Data records:

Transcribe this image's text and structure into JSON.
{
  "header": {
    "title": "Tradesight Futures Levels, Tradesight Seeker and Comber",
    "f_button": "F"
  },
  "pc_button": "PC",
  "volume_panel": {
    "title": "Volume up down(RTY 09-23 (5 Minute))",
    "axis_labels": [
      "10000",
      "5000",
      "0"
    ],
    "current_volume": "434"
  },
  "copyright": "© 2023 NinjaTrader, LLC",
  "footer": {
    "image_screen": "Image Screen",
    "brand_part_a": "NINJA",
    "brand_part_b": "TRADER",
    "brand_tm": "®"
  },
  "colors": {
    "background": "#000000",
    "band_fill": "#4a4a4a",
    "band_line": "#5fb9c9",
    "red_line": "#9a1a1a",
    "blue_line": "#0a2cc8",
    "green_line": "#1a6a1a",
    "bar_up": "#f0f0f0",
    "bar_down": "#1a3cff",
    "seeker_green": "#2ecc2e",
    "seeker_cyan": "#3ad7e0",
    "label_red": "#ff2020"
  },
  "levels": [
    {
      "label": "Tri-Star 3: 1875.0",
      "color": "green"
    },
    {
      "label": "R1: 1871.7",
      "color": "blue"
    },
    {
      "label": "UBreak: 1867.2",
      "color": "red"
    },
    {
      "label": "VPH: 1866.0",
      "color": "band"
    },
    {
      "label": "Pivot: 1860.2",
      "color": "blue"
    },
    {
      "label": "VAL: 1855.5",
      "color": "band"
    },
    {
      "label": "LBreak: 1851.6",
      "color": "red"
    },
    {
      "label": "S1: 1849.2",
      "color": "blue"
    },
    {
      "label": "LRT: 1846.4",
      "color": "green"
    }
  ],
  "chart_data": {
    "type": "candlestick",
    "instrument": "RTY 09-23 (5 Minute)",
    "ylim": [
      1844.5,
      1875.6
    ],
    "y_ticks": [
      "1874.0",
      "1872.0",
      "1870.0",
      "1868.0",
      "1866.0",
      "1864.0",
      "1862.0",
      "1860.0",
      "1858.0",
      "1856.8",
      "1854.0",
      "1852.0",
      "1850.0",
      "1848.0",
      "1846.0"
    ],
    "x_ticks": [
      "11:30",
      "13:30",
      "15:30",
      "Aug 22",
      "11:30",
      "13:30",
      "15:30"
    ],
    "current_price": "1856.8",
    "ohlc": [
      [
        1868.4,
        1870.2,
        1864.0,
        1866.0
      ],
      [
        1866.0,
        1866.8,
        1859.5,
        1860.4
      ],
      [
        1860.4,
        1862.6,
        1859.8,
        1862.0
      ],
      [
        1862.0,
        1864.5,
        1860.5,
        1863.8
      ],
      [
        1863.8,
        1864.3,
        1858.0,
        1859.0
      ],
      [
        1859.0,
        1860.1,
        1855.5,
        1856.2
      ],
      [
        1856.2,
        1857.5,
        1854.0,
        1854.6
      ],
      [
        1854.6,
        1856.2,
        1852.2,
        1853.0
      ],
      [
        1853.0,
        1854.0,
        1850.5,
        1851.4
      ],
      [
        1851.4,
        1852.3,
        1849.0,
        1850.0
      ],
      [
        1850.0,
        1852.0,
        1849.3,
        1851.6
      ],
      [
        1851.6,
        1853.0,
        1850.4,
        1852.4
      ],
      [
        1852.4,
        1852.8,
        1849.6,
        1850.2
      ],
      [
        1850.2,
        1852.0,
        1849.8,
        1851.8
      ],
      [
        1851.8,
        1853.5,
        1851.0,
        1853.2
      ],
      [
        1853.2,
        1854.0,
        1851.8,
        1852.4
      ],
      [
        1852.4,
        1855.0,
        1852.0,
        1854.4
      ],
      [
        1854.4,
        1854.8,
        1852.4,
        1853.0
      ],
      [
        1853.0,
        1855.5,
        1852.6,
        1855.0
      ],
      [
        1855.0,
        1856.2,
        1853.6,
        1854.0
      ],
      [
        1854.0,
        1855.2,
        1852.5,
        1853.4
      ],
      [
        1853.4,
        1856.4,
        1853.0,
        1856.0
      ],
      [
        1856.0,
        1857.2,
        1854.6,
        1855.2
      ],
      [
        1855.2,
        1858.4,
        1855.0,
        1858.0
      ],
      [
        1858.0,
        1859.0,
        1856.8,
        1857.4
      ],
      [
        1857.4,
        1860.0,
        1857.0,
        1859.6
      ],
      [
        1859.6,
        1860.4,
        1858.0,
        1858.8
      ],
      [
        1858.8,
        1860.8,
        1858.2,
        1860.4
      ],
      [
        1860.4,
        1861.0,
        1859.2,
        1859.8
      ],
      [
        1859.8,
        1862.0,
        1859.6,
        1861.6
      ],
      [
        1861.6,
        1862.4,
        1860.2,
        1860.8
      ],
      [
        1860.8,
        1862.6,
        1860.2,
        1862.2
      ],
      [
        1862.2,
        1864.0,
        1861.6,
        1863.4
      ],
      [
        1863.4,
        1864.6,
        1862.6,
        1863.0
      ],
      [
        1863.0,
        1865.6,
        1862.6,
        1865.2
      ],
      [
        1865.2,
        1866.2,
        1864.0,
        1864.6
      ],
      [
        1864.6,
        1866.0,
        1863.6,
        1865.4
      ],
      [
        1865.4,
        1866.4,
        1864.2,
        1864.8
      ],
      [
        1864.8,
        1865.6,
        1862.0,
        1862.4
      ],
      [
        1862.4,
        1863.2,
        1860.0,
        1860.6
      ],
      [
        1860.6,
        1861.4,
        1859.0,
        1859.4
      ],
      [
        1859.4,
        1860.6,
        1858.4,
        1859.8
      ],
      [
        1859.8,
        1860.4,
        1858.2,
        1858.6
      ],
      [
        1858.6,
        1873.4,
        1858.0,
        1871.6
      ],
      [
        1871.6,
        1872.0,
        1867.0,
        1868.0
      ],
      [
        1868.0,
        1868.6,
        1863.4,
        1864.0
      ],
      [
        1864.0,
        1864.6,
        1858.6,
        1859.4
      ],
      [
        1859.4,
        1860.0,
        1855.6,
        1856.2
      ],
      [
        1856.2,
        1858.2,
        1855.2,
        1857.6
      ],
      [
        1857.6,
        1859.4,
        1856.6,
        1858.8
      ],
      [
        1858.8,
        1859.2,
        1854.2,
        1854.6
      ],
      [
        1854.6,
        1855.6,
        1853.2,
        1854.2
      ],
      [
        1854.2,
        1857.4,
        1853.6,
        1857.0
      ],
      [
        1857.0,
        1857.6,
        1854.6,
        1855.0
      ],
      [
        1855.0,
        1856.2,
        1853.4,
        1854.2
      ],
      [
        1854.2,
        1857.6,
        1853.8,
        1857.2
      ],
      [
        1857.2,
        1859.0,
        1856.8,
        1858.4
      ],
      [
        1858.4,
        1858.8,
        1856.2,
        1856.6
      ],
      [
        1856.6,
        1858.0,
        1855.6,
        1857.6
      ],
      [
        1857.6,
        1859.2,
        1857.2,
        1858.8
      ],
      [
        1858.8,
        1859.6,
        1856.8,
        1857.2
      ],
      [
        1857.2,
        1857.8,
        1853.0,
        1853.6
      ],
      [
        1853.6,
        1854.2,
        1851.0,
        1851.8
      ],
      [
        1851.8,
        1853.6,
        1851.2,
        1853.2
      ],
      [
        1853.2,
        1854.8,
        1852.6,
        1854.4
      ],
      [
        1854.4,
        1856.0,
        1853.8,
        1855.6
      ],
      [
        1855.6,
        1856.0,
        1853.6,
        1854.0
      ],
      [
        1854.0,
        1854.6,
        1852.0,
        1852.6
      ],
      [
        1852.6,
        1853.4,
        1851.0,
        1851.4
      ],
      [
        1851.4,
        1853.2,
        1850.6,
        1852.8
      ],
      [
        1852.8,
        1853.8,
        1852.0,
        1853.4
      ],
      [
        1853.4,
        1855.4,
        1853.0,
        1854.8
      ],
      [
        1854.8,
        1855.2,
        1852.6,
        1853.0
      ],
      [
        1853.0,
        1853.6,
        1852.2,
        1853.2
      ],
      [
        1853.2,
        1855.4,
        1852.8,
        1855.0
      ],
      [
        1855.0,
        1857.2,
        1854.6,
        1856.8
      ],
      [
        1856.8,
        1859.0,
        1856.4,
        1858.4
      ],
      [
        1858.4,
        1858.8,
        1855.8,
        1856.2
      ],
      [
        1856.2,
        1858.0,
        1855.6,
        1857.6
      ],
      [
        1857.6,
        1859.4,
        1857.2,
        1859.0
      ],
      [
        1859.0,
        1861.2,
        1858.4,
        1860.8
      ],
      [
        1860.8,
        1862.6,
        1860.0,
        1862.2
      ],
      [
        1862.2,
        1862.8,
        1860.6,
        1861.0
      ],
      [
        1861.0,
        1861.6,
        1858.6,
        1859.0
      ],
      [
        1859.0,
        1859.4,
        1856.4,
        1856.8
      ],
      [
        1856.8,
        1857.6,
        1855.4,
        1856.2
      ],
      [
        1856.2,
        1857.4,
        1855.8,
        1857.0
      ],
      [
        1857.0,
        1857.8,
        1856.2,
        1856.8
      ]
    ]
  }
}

### Aim
Identify each line containing the string "title" and copy it out.

### Answer to the task
    "title": "Tradesight Futures Levels, Tradesight Seeker and Comber",
    "title": "Volume up down(RTY 09-23 (5 Minute))",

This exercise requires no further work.